= Problem requirements =
Return the count of lines that mention "change", with no other words.

-- Records shown start --

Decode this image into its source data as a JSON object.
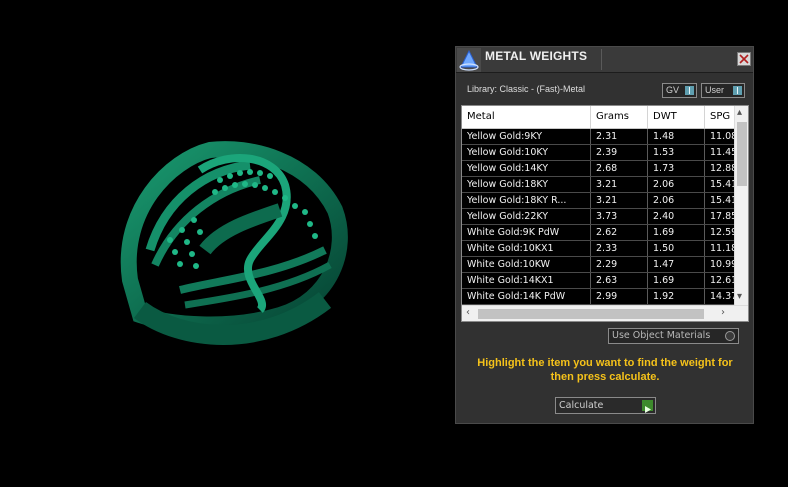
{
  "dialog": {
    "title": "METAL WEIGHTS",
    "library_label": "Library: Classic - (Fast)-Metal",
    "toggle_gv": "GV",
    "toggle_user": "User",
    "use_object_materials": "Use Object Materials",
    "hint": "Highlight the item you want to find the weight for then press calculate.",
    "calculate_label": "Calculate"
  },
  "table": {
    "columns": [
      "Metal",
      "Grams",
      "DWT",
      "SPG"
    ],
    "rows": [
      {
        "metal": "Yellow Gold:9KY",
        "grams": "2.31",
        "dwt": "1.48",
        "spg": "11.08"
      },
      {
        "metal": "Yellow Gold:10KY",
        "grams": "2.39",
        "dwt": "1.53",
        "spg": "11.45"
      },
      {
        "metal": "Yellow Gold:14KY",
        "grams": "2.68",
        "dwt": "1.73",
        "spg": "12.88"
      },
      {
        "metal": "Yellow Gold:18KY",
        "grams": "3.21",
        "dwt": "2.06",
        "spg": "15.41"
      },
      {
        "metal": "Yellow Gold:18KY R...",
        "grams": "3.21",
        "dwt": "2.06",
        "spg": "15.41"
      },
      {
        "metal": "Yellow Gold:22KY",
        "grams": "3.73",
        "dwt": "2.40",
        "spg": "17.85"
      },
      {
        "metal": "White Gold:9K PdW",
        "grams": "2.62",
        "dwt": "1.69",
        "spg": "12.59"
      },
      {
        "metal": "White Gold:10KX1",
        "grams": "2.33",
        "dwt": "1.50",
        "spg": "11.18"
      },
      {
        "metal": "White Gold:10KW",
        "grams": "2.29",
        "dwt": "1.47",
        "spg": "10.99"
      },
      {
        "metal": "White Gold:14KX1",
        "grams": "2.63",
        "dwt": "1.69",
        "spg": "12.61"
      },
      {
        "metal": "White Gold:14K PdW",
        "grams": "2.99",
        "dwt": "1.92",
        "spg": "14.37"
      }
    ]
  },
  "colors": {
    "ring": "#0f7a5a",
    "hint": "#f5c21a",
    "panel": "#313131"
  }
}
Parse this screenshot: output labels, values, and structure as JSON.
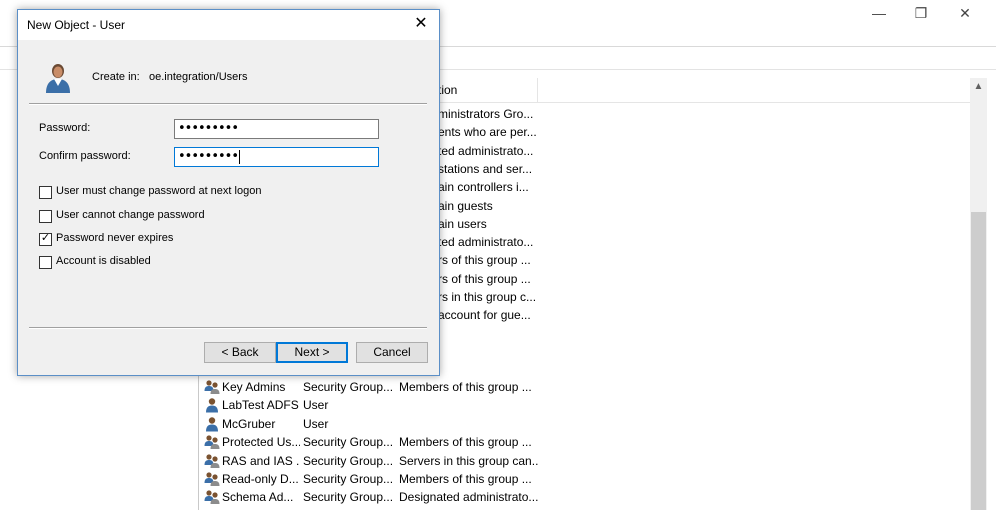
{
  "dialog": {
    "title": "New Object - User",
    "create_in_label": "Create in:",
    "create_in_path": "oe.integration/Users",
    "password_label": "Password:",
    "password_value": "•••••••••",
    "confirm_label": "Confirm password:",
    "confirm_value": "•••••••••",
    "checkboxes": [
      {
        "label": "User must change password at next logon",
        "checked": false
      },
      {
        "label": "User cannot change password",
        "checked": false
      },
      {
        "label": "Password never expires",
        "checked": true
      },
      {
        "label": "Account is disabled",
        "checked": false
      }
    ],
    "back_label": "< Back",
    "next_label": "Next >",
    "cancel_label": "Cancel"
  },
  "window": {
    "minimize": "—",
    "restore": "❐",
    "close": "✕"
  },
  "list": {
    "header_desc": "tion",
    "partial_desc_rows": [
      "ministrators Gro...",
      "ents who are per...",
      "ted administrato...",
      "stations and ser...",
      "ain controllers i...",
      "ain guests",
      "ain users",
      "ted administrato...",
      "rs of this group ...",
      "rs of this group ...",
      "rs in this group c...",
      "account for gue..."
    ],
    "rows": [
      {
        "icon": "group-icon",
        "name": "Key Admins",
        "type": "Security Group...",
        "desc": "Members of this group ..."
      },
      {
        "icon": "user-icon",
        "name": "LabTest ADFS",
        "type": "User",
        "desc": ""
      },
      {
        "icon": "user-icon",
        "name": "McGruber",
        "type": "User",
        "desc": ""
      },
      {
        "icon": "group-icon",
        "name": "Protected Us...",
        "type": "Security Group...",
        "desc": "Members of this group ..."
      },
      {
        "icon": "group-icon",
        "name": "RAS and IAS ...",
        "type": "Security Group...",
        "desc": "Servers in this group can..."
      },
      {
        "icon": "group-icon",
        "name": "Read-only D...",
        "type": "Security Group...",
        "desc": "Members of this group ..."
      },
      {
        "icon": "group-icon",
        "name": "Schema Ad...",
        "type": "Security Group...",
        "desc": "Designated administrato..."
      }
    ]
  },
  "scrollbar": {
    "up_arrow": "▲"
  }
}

-- Records shown end --

= Answer for this exercise =
2